- [Written exercise]: Output the material below in full, exactly as it is.

################

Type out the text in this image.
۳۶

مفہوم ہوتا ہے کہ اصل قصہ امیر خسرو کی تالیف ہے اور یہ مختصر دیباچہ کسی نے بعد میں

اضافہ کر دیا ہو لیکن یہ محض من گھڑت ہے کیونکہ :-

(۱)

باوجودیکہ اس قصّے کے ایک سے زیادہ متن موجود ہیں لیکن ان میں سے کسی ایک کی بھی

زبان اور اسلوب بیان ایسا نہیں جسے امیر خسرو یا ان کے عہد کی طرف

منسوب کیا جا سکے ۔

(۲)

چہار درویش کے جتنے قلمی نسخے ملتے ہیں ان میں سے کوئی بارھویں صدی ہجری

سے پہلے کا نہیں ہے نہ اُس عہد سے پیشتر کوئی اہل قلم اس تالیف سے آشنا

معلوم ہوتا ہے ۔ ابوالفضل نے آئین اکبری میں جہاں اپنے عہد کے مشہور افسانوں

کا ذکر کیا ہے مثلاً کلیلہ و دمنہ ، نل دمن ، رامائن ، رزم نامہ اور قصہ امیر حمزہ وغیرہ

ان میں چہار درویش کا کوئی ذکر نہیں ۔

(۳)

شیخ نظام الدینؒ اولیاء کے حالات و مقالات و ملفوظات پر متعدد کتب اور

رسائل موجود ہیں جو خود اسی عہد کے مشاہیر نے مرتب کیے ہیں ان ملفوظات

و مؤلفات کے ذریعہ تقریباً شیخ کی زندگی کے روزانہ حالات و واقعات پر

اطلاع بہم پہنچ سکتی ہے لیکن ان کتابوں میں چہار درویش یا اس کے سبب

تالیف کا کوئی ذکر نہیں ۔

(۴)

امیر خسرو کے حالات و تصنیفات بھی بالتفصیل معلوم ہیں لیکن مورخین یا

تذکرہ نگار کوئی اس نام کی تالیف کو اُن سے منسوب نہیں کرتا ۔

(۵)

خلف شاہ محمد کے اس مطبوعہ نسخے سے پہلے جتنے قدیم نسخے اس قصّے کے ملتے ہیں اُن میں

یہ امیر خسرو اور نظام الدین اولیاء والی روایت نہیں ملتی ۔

################

- [Completed exercise]:
Type out the text in this image.
۳۶

مفہوم ہوتا ہے کہ اصل قصہ امیر خسرو کی تالیف ہے اور یہ مختصر دیباچہ کسی نے بعد میں

اضافہ کر دیا ہو لیکن یہ محض من گھڑت ہے کیونکہ :-

(۱)

باوجودیکہ اس قصّے کے ایک سے زیادہ متن موجود ہیں لیکن ان میں سے کسی ایک کی بھی

زبان اور اسلوب بیان ایسا نہیں جسے امیر خسرو یا ان کے عہد کی طرف

منسوب کیا جا سکے ۔

(۲)

چہار درویش کے جتنے قلمی نسخے ملتے ہیں ان میں سے کوئی بارھویں صدی ہجری

سے پہلے کا نہیں ہے نہ اُس عہد سے پیشتر کوئی اہل قلم اس تالیف سے آشنا

معلوم ہوتا ہے ۔ ابوالفضل نے آئین اکبری میں جہاں اپنے عہد کے مشہور افسانوں

کا ذکر کیا ہے مثلاً کلیلہ و دمنہ ، نل دمن ، رامائن ، رزم نامہ اور قصہ امیر حمزہ وغیرہ

ان میں چہار درویش کا کوئی ذکر نہیں ۔

(۳)

شیخ نظام الدینؒ اولیاء کے حالات و مقالات و ملفوظات پر متعدد کتب اور

رسائل موجود ہیں جو خود اسی عہد کے مشاہیر نے مرتب کیے ہیں ان ملفوظات

و مؤلفات کے ذریعہ تقریباً شیخ کی زندگی کے روزانہ حالات و واقعات پر

اطلاع بہم پہنچ سکتی ہے لیکن ان کتابوں میں چہار درویش یا اس کے سبب

تالیف کا کوئی ذکر نہیں ۔

(۴)

امیر خسرو کے حالات و تصنیفات بھی بالتفصیل معلوم ہیں لیکن مورخین یا

تذکرہ نگار کوئی اس نام کی تالیف کو اُن سے منسوب نہیں کرتا ۔

(۵)

خلف شاہ محمد کے اس مطبوعہ نسخے سے پہلے جتنے قدیم نسخے اس قصّے کے ملتے ہیں اُن میں

یہ امیر خسرو اور نظام الدین اولیاء والی روایت نہیں ملتی ۔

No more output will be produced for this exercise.